Extract each line where the string "your" shows up.
Begin
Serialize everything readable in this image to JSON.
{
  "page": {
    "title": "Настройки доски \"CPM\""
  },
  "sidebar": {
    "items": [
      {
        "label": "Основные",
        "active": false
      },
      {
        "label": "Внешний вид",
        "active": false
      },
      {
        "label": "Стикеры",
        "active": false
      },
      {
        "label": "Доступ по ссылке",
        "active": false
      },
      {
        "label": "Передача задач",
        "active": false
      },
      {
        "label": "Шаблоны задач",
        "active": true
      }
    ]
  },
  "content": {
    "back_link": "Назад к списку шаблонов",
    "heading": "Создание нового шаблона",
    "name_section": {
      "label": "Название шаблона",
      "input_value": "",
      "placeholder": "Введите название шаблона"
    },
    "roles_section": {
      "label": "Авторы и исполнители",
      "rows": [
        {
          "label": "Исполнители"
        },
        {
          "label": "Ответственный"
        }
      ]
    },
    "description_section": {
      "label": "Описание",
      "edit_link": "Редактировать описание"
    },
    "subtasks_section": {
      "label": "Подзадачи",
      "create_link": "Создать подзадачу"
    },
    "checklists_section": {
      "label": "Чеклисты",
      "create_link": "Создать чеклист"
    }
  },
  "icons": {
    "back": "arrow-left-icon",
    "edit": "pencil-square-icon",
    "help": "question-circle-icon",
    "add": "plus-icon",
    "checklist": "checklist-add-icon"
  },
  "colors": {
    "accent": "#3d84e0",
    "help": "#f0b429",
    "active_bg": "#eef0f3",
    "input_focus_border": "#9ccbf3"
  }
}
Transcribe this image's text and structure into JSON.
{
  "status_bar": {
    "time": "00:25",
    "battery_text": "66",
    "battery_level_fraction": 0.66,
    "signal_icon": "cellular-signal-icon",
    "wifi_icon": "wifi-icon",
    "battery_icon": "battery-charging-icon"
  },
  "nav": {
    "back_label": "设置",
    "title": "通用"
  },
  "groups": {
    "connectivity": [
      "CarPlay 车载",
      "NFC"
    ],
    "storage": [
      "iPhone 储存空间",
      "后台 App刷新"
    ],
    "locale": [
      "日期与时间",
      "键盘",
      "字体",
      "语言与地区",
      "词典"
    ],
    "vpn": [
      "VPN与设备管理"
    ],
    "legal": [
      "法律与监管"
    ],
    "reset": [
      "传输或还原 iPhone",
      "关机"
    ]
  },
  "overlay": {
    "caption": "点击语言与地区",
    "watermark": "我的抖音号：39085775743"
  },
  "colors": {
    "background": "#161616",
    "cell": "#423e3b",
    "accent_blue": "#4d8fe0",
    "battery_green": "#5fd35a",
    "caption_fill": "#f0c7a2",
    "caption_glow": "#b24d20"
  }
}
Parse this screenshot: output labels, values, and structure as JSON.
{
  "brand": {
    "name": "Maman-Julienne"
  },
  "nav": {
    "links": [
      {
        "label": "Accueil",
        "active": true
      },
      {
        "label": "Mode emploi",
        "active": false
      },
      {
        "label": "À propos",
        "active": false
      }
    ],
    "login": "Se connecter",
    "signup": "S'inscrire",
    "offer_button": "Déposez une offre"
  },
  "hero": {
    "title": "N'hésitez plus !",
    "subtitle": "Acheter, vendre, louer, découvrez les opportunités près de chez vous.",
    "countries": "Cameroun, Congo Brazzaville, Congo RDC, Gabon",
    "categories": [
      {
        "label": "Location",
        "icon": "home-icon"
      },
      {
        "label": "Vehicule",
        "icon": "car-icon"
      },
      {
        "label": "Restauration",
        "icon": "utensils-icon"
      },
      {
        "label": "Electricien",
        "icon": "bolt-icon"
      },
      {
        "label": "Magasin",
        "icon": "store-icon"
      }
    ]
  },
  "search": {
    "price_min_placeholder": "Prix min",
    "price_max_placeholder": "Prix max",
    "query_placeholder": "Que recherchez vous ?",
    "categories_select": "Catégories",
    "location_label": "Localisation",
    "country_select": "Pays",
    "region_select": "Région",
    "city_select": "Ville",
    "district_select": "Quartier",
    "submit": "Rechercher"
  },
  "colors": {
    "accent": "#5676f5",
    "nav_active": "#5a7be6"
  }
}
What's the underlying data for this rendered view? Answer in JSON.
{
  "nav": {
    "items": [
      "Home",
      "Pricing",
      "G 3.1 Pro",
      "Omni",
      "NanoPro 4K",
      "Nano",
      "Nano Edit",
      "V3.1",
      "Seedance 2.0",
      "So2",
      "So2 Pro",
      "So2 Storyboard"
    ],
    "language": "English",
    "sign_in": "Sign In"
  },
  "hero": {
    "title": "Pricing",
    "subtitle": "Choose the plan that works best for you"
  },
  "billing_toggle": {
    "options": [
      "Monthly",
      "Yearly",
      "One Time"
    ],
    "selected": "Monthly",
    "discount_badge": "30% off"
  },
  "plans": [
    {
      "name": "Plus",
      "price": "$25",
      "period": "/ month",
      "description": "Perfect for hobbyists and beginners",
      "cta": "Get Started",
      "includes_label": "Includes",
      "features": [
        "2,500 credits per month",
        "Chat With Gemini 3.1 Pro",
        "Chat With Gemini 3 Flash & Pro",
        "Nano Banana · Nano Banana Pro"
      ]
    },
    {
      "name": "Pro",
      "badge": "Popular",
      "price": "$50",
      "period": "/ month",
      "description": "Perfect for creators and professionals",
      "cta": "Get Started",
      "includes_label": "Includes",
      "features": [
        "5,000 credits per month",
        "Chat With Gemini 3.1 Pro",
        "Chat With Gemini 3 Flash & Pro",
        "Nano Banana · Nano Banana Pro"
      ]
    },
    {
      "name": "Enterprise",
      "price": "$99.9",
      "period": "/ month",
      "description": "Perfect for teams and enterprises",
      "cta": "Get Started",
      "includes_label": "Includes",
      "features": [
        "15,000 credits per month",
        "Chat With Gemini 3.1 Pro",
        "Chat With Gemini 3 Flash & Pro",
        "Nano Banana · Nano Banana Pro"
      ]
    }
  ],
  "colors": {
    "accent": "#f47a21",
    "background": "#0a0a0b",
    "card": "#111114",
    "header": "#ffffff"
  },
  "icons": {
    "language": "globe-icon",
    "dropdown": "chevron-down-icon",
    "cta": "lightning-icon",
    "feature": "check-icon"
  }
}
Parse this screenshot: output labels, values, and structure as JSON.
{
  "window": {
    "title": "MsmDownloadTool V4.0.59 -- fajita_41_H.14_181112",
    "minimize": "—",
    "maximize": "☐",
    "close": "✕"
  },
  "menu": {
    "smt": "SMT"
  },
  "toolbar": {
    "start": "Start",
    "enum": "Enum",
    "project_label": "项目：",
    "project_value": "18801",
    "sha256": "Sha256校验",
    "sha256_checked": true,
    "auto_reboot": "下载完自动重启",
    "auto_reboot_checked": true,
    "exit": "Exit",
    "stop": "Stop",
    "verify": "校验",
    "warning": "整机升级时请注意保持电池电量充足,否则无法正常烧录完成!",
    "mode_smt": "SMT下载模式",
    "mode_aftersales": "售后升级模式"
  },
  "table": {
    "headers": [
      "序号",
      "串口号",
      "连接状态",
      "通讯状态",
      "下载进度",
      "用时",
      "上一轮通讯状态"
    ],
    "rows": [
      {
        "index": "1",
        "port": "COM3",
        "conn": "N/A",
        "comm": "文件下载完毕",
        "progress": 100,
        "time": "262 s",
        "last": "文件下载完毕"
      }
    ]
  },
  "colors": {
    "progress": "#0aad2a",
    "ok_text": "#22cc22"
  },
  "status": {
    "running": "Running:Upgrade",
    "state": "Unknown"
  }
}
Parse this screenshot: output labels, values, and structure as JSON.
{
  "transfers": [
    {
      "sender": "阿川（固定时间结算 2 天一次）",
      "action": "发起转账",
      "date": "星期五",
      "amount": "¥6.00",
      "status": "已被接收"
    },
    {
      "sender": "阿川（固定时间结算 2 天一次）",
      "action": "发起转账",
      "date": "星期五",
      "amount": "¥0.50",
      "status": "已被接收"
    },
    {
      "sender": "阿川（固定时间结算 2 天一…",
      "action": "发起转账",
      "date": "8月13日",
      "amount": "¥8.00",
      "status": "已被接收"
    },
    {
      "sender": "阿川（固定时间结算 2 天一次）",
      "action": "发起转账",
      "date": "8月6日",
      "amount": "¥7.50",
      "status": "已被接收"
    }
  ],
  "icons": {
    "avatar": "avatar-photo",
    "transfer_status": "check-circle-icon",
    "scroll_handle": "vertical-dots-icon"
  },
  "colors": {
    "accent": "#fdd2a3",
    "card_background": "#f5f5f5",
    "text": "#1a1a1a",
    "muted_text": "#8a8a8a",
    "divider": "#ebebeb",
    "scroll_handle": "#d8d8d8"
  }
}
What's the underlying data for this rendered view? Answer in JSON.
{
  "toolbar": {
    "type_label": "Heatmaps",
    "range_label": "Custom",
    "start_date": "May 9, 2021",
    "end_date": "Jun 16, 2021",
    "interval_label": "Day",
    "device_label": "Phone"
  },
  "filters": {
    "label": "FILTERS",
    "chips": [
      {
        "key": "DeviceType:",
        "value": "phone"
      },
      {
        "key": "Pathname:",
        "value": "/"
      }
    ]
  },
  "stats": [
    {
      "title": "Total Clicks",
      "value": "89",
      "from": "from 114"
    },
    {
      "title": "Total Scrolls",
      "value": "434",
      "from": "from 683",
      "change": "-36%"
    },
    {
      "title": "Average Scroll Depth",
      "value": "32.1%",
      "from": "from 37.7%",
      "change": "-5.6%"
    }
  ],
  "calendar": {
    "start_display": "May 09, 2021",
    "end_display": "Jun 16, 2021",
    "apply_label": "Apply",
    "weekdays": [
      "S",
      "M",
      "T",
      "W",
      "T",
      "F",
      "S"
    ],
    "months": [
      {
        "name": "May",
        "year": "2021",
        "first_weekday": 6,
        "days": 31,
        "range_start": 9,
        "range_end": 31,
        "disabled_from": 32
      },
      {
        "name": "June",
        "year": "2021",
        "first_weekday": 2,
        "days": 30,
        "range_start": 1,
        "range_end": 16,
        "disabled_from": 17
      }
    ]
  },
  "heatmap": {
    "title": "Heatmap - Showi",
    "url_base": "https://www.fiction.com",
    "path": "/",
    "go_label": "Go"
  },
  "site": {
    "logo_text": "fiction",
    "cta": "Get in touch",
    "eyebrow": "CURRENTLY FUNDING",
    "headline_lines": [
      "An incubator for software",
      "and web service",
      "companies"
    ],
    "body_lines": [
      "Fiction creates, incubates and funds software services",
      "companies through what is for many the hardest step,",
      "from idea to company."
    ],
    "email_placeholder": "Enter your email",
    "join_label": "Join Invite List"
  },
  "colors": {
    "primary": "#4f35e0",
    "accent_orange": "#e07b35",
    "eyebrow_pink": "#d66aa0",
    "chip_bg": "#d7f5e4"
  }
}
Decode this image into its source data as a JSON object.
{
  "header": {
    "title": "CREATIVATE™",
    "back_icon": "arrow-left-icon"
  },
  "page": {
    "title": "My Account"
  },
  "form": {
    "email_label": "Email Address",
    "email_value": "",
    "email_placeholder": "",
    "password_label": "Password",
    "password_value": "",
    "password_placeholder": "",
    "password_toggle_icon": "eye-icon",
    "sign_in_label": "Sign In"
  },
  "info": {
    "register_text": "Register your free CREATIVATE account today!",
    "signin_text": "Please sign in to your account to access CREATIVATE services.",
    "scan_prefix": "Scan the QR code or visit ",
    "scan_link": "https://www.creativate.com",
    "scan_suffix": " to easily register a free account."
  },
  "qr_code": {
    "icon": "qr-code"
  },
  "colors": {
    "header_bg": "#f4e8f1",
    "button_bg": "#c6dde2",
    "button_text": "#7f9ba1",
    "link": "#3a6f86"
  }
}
End
(RIGHT ANSWER)
    "email_placeholder": "Enter your email",
    "register_text": "Register your free CREATIVATE account today!",
    "signin_text": "Please sign in to your account to access CREATIVATE services.",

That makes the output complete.